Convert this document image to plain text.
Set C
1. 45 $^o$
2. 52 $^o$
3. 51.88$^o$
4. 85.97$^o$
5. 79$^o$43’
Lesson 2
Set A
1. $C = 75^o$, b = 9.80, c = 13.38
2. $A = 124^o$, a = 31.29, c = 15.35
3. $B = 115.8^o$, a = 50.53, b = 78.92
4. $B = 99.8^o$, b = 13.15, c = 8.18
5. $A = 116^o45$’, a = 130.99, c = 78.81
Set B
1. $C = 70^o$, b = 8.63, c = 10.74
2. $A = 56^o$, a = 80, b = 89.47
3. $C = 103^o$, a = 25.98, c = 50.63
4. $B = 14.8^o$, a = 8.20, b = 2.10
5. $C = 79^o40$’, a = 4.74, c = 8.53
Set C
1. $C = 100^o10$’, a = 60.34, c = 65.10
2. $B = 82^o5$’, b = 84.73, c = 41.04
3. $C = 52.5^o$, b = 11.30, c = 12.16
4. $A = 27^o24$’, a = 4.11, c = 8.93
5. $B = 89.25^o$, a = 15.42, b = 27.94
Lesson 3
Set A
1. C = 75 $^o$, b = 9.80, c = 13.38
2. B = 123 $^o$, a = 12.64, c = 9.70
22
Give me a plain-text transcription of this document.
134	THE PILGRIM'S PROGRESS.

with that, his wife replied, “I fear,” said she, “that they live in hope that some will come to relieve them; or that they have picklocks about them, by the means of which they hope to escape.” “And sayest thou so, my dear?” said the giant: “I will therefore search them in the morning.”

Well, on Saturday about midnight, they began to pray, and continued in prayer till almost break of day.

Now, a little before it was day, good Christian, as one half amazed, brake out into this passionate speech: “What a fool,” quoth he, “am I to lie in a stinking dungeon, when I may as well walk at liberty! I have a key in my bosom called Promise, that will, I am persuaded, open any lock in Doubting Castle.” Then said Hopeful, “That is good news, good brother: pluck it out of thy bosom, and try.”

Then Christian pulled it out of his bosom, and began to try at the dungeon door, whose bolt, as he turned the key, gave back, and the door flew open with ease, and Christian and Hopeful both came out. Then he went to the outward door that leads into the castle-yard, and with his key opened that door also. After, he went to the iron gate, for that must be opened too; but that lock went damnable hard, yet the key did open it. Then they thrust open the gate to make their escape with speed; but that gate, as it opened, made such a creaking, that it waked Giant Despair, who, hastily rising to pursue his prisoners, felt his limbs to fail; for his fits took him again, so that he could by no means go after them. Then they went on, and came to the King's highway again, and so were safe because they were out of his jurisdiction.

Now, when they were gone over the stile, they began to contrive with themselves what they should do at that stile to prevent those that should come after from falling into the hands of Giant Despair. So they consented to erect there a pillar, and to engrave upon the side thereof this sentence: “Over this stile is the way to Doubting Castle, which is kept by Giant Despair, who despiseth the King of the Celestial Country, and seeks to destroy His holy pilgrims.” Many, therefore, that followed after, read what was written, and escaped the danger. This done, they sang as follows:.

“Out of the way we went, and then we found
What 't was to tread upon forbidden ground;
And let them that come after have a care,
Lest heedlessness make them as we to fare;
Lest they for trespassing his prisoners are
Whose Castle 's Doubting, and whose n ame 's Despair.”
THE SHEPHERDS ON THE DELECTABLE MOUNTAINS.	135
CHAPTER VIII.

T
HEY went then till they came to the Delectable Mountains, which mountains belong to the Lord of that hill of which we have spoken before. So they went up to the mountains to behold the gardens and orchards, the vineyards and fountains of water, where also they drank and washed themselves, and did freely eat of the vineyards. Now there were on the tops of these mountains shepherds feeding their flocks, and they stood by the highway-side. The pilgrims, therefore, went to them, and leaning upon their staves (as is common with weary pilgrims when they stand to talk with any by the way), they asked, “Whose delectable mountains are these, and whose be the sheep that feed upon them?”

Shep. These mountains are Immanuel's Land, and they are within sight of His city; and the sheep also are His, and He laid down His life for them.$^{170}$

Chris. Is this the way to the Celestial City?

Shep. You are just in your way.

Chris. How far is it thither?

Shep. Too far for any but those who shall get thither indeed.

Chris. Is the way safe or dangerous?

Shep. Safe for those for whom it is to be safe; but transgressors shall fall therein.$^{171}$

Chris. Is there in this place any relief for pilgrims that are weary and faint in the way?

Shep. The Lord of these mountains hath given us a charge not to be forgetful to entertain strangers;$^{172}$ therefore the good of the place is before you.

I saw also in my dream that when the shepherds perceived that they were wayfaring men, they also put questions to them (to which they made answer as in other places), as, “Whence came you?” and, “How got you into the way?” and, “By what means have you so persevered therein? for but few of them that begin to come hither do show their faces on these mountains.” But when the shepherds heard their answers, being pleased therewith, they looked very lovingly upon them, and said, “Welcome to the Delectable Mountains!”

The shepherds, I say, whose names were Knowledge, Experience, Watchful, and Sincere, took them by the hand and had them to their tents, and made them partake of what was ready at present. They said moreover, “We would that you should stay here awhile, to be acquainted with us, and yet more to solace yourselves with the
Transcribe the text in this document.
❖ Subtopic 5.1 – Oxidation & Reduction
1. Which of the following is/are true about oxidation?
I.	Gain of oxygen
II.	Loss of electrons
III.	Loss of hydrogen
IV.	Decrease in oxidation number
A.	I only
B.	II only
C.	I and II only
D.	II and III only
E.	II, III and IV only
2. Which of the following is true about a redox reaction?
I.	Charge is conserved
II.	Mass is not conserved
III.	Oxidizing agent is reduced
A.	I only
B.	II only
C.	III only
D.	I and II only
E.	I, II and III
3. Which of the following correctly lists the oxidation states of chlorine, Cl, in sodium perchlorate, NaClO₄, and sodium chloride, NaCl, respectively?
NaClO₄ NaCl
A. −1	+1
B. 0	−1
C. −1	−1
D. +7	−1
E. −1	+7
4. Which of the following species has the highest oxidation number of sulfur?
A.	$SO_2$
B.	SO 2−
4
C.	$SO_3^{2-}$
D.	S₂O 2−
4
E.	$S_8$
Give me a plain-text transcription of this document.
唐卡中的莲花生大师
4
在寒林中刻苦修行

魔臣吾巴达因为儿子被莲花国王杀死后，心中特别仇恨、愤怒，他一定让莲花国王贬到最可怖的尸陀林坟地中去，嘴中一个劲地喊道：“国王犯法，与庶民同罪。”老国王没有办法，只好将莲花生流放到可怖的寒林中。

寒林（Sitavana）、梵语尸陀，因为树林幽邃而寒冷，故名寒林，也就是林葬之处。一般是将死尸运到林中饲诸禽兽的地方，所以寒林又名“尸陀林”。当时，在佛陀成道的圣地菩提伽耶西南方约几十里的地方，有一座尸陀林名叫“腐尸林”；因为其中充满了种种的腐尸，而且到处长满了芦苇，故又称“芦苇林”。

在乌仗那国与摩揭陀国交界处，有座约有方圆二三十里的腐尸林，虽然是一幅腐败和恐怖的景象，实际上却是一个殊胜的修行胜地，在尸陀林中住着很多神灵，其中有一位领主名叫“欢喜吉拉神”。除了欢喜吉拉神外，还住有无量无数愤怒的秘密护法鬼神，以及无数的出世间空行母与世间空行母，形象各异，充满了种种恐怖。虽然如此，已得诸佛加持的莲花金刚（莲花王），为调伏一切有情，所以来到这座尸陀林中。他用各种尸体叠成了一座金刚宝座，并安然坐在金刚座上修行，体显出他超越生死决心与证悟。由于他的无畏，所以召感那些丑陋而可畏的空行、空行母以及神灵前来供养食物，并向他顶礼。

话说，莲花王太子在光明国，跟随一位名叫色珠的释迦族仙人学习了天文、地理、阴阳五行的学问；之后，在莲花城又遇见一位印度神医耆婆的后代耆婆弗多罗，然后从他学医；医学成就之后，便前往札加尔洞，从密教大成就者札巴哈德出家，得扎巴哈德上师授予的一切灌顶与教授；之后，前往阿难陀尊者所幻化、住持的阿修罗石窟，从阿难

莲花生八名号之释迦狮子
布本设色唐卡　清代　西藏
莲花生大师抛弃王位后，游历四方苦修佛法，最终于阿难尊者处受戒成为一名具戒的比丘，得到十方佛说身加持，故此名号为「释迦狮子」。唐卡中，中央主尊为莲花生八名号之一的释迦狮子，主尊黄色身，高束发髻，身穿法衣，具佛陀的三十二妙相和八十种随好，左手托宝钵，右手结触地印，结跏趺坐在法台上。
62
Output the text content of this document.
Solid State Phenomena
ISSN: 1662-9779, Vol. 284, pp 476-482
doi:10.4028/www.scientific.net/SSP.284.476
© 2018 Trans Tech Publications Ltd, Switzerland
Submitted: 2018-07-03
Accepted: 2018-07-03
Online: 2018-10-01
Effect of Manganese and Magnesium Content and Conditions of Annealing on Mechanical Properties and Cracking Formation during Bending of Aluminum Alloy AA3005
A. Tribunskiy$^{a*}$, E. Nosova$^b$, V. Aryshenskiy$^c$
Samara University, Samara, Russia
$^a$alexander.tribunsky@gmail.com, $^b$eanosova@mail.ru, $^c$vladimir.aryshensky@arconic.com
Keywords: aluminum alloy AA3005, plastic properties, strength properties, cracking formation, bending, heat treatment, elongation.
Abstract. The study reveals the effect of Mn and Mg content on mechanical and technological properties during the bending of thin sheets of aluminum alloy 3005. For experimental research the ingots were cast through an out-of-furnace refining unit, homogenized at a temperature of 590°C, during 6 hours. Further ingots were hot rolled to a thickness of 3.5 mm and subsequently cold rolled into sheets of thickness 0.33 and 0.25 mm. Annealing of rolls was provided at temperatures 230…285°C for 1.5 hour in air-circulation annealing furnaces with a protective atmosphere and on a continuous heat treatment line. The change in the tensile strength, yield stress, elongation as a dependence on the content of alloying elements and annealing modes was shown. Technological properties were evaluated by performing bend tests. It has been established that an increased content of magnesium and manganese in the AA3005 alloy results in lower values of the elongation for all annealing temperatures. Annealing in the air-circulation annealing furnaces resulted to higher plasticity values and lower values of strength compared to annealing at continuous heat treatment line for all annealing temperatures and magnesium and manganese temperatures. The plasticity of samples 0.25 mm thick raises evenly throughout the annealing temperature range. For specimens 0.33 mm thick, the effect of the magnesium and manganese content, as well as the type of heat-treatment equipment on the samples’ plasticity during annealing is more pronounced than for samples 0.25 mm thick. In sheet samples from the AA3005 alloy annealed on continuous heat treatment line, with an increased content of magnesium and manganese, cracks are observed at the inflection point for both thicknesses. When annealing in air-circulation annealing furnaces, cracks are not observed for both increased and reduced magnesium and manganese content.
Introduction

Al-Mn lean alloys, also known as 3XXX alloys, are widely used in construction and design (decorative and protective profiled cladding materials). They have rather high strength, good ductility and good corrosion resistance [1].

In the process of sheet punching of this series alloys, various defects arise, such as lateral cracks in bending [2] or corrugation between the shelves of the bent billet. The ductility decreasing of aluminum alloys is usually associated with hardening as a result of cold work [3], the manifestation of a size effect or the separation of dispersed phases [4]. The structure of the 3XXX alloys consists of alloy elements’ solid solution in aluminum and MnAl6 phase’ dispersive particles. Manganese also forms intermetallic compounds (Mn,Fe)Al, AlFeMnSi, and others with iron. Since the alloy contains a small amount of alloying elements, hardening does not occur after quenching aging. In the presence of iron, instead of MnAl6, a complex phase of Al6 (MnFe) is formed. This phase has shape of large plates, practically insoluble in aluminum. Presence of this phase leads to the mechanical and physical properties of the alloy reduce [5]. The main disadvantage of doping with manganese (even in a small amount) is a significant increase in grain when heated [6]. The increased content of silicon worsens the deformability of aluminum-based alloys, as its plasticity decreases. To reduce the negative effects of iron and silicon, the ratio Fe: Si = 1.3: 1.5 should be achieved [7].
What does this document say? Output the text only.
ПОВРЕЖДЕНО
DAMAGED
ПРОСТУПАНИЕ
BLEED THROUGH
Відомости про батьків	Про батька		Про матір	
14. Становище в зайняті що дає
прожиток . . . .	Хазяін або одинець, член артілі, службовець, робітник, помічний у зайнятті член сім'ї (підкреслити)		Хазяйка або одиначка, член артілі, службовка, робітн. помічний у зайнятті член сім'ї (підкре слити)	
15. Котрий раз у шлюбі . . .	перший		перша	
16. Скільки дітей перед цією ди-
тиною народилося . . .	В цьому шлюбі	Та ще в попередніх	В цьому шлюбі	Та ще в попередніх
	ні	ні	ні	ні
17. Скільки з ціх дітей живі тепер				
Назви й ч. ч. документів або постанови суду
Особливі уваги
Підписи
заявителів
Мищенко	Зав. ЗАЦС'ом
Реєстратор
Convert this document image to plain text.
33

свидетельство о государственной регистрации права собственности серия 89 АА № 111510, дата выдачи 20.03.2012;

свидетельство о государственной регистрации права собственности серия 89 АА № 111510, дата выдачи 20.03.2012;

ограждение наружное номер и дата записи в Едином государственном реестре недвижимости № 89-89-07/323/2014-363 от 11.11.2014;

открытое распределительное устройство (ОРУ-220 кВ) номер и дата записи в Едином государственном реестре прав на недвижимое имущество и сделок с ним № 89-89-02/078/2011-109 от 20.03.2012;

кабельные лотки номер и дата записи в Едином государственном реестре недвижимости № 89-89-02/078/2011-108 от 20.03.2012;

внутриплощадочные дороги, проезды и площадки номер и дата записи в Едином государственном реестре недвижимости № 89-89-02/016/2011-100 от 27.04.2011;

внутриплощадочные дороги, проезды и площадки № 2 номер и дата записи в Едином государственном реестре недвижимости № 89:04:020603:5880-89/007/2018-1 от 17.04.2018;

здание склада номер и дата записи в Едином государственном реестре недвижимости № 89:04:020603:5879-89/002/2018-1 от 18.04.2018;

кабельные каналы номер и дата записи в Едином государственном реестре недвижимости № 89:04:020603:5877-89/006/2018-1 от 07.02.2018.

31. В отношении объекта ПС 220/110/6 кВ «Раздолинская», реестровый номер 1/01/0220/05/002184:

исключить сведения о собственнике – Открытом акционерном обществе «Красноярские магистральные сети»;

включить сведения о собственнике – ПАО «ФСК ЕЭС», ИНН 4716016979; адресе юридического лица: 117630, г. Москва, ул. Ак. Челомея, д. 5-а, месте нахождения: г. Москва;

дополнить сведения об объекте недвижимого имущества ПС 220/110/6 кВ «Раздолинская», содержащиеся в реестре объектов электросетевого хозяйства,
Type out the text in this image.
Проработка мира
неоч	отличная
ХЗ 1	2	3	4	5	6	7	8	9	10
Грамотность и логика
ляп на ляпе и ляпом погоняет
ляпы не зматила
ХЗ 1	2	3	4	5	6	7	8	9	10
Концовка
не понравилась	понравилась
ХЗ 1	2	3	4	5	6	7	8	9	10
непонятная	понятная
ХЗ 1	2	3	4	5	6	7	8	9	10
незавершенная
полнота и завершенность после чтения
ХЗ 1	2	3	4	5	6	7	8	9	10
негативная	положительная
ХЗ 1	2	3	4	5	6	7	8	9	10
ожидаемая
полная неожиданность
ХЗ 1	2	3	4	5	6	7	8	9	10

Written instruction: Within the data above, pick out all lines holding the word "дітей".

Exercise result:
16. Скільки дітей перед цією ди-
17. Скільки з ціх дітей живі тепер				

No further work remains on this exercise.